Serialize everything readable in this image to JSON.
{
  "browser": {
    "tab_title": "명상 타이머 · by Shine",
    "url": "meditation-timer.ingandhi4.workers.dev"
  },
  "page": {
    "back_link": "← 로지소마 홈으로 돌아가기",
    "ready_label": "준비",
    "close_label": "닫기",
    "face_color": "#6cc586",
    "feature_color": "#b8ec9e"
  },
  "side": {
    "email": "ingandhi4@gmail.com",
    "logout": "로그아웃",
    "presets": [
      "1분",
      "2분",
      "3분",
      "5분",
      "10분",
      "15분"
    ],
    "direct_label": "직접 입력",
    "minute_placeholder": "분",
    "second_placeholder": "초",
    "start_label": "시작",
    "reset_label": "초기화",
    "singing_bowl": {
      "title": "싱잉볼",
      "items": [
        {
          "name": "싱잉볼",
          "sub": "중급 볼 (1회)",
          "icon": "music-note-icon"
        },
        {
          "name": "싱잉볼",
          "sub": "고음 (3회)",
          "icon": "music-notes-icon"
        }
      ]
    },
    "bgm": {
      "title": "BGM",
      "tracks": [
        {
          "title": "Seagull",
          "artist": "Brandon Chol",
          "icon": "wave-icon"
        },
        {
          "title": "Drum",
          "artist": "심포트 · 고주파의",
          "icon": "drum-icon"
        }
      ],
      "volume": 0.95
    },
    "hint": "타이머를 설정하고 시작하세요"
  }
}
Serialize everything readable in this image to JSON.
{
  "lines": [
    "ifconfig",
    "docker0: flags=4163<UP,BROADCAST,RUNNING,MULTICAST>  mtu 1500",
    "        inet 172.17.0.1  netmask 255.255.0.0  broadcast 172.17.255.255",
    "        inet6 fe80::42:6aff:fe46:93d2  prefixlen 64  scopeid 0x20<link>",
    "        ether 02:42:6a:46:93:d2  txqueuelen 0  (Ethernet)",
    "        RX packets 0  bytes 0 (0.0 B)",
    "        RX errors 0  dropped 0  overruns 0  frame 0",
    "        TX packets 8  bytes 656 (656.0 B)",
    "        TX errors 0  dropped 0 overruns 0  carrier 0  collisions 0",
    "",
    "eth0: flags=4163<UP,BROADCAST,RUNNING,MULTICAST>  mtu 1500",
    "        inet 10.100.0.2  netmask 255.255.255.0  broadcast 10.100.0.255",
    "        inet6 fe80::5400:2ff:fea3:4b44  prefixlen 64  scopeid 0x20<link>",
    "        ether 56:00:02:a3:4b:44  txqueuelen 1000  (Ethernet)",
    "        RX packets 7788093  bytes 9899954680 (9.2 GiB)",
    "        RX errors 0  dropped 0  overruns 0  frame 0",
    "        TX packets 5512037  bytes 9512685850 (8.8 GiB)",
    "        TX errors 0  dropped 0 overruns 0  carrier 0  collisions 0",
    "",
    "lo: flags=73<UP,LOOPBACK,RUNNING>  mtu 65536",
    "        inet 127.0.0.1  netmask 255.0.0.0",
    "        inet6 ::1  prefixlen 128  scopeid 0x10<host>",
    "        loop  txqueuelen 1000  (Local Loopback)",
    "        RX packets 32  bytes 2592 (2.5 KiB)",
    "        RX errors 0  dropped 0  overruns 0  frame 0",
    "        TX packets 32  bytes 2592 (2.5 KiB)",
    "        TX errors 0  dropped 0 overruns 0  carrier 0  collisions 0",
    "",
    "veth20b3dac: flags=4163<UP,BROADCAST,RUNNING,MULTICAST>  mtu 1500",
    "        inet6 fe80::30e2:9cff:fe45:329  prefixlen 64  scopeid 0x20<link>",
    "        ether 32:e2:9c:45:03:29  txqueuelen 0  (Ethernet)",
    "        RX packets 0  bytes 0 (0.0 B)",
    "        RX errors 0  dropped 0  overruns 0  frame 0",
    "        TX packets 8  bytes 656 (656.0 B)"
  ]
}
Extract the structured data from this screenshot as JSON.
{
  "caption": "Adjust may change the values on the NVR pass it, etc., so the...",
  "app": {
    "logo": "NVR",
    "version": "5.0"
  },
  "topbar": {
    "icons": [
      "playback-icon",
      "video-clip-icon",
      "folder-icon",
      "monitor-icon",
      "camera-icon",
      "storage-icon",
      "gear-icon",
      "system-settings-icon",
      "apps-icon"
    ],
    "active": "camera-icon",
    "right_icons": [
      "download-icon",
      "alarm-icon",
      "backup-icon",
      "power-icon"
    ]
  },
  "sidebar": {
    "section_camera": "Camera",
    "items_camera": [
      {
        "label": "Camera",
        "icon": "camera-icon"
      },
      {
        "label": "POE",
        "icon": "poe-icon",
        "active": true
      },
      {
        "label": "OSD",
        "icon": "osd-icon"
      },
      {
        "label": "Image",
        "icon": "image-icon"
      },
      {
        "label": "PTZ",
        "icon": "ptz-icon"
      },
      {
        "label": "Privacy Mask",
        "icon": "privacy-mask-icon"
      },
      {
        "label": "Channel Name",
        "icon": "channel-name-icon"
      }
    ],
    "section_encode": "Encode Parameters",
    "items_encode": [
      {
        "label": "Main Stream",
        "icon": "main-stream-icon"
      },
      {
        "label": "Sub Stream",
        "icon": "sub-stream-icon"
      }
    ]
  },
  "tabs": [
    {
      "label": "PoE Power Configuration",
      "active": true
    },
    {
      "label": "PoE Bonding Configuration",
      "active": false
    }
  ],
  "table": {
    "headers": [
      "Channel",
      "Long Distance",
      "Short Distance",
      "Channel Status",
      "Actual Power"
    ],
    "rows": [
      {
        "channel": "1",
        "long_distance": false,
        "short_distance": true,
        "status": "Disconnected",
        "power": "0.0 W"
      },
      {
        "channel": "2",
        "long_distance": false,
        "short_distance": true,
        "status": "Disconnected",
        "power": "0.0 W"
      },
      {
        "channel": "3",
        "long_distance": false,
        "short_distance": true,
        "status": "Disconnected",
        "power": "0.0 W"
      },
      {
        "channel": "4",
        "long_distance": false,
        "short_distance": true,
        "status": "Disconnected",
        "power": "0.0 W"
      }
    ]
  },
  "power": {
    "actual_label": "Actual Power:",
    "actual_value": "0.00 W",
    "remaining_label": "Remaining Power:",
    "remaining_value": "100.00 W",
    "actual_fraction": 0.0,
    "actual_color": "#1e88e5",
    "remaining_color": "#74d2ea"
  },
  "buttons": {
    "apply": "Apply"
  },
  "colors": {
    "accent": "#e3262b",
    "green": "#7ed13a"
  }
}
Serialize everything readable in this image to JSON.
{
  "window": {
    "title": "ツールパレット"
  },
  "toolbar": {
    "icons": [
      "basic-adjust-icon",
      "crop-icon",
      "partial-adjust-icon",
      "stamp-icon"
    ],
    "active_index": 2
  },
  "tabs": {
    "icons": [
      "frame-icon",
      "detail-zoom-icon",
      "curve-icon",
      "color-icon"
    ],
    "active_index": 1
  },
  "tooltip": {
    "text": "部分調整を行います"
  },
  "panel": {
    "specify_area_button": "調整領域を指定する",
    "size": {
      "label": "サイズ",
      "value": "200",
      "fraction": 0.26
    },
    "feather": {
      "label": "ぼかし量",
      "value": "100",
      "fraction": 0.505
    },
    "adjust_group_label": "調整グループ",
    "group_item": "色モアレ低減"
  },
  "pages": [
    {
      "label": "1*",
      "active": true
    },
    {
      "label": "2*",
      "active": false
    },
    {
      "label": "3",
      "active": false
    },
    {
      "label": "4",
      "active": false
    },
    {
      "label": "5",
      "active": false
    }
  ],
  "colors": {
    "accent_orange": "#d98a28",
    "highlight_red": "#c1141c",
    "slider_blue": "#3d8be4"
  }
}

:: DIRECTION ::
Where does the word "packets" appear in the listing? List each line that holds it.

:: THE REPLY ::
    "        RX packets 0  bytes 0 (0.0 B)",
    "        TX packets 8  bytes 656 (656.0 B)",
    "        RX packets 7788093  bytes 9899954680 (9.2 GiB)",
    "        TX packets 5512037  bytes 9512685850 (8.8 GiB)",
    "        RX packets 32  bytes 2592 (2.5 KiB)",
    "        TX packets 32  bytes 2592 (2.5 KiB)",
    "        RX packets 0  bytes 0 (0.0 B)",
    "        TX packets 8  bytes 656 (656.0 B)"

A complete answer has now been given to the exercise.